*TASK STATEMENT*: Would you please return the lines of the material that contain the word "cells"?

*EXTRACTED INFORMATION*:
----
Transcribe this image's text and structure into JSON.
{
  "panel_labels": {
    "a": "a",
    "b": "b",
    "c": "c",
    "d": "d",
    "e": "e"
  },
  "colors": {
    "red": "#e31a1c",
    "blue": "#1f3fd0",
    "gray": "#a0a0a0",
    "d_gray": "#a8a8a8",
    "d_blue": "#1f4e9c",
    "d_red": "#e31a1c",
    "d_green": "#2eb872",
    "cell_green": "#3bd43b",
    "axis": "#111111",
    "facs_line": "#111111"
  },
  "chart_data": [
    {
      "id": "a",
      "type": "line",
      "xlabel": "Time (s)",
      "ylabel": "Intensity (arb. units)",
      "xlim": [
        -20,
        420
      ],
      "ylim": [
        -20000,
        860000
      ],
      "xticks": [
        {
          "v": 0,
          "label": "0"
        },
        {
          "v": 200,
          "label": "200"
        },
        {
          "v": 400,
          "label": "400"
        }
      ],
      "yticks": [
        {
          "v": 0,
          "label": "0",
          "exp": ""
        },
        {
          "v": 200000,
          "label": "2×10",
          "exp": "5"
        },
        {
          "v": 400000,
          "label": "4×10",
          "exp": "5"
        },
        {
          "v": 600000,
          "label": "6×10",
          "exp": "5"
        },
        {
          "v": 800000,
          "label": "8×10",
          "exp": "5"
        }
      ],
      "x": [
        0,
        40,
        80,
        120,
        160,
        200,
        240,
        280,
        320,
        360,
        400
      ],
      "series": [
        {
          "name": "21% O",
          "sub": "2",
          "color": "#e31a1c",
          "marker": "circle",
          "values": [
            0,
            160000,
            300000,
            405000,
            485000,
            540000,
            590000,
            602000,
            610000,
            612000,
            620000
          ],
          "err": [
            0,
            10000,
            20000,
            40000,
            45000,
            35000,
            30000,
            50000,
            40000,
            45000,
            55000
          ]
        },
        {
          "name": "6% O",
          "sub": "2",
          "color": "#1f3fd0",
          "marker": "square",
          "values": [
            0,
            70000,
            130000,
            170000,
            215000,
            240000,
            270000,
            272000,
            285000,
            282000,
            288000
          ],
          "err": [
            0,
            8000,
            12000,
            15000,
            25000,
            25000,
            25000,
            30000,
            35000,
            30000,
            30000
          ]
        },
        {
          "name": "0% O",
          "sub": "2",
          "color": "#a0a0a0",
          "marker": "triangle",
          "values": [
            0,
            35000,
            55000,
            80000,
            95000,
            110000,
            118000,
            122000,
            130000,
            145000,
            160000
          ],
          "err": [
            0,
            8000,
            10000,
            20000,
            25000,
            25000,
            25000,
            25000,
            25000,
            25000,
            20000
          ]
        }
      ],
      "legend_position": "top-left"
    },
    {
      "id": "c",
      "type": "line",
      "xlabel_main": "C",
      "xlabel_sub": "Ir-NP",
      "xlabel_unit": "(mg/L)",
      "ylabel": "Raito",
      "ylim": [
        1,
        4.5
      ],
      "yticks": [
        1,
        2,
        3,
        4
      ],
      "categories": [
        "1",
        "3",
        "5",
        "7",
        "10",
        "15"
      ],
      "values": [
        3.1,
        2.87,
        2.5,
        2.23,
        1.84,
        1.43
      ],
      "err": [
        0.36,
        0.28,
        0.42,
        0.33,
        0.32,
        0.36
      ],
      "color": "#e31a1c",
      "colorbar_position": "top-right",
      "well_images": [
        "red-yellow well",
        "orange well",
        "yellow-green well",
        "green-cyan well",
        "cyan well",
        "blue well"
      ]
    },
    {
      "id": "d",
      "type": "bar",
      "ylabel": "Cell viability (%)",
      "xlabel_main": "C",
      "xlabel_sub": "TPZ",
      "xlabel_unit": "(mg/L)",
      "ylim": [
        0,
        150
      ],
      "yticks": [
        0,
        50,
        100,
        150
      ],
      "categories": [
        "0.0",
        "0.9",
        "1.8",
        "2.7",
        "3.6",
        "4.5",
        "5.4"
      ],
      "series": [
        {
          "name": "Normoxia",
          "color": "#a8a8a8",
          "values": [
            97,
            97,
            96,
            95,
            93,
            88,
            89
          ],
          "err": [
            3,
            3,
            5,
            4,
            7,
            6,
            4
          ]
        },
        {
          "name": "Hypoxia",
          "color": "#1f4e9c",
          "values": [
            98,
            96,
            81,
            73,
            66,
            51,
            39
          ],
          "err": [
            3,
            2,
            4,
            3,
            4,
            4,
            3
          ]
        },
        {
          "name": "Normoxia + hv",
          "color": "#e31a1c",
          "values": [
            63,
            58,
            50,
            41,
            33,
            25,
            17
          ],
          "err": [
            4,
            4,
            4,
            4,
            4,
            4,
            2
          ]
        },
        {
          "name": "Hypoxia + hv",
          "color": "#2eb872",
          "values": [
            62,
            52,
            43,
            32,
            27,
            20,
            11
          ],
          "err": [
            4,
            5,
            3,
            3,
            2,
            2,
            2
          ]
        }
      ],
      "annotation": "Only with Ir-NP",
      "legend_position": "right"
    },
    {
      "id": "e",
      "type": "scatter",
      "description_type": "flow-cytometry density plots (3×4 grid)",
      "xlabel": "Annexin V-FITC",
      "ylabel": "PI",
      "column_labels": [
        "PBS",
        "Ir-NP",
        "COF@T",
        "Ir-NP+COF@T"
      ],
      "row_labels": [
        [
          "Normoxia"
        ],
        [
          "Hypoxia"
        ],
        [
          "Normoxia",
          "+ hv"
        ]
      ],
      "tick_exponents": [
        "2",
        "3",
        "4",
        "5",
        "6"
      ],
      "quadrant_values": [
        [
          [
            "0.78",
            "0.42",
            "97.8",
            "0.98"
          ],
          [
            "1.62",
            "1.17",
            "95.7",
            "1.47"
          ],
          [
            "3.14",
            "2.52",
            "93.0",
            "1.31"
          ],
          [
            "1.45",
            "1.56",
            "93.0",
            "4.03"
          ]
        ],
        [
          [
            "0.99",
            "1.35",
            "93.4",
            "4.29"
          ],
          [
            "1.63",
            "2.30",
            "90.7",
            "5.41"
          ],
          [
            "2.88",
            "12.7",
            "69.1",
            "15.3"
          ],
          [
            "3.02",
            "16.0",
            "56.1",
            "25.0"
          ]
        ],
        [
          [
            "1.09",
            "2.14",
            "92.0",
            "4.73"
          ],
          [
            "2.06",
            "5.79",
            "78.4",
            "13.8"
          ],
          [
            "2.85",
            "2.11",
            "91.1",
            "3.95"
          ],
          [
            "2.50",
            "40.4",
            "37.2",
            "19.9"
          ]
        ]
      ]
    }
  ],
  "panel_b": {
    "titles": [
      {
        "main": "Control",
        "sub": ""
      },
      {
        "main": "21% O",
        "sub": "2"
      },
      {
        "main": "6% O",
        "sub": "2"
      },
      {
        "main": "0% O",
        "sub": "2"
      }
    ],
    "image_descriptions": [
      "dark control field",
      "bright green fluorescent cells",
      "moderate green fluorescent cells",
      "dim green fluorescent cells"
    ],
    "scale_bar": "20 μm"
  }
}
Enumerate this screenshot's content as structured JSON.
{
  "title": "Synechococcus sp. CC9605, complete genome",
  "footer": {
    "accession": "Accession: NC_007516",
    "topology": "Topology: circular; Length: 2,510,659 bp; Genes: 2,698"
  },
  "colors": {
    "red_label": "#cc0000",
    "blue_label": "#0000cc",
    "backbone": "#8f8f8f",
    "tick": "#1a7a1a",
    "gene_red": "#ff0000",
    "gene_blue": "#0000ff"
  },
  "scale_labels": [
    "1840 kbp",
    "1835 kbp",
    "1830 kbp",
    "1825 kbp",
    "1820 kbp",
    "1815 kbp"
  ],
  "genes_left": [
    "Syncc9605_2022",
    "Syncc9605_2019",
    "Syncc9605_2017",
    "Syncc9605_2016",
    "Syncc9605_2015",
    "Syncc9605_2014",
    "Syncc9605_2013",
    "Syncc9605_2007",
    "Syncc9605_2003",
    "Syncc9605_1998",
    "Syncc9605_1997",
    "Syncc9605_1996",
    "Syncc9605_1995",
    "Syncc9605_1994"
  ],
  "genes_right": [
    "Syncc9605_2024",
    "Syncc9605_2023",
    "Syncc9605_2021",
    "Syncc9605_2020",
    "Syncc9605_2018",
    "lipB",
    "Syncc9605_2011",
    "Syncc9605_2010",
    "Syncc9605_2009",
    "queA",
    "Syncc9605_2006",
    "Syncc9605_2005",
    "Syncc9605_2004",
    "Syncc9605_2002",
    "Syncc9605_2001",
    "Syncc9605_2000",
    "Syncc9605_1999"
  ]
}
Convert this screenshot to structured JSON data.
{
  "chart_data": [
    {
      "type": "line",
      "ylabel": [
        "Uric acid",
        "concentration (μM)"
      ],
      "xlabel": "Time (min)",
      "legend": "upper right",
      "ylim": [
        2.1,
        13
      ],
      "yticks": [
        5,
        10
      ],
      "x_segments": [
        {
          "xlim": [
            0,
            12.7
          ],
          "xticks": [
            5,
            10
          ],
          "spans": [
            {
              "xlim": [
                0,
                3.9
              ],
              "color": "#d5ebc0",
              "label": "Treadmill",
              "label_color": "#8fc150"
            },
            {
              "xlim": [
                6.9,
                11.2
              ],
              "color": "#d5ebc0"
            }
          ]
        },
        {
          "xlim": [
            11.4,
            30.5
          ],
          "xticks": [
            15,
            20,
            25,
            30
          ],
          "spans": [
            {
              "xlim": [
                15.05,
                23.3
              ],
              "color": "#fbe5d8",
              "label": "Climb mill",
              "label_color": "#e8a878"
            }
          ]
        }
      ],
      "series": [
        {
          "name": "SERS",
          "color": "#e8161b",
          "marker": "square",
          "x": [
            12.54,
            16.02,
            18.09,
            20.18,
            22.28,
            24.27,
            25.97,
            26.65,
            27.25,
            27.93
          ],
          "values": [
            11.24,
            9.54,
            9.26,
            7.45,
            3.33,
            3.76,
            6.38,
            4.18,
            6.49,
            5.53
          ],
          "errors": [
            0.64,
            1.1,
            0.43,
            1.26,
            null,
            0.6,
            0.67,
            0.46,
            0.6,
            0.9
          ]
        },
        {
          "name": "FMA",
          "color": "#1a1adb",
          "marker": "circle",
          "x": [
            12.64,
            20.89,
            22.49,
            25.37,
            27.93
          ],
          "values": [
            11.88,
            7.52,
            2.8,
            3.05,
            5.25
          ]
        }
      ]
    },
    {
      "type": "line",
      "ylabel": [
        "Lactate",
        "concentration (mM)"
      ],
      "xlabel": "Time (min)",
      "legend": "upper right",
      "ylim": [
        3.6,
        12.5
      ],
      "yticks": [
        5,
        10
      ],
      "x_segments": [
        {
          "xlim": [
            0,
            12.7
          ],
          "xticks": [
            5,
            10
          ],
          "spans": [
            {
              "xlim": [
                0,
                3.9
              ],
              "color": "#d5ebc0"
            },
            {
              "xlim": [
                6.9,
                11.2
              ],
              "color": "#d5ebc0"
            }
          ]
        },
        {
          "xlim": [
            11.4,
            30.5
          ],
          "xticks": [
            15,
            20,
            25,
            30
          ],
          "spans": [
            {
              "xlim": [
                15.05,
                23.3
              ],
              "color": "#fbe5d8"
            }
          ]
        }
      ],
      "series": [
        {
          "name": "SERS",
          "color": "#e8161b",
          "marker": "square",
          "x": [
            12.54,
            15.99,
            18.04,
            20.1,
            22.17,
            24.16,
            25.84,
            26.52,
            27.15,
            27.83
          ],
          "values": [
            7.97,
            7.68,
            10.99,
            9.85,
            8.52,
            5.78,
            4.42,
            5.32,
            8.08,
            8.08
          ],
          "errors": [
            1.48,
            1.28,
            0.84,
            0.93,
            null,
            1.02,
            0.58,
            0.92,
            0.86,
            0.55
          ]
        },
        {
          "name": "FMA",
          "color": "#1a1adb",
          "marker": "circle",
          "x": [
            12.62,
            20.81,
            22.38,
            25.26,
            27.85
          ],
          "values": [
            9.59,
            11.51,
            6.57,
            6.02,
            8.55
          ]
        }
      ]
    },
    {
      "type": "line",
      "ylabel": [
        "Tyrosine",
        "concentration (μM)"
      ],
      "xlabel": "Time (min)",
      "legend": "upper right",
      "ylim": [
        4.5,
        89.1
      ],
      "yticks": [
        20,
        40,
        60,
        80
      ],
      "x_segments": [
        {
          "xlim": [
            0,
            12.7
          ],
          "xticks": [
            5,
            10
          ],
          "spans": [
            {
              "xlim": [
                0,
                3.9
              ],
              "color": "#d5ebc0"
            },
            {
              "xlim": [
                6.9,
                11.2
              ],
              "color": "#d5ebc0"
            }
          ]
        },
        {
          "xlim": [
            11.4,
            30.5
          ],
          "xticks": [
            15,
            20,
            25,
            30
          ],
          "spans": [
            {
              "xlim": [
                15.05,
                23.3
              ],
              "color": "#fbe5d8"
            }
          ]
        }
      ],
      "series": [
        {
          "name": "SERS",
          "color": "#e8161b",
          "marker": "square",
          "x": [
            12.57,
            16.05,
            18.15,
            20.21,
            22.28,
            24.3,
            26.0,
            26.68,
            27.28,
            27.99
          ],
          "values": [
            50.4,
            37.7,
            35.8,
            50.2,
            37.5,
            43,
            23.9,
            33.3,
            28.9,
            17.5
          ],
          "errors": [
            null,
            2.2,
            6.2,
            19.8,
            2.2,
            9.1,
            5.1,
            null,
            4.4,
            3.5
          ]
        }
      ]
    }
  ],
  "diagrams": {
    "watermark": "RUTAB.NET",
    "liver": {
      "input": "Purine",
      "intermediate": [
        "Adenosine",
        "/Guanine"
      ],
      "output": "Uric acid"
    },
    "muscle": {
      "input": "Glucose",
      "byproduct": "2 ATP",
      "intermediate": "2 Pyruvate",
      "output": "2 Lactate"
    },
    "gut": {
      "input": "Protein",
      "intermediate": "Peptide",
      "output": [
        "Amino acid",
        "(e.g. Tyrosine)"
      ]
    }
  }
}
----
*ANSWER BOX*:
      "bright green fluorescent cells",
      "moderate green fluorescent cells",
      "dim green fluorescent cells"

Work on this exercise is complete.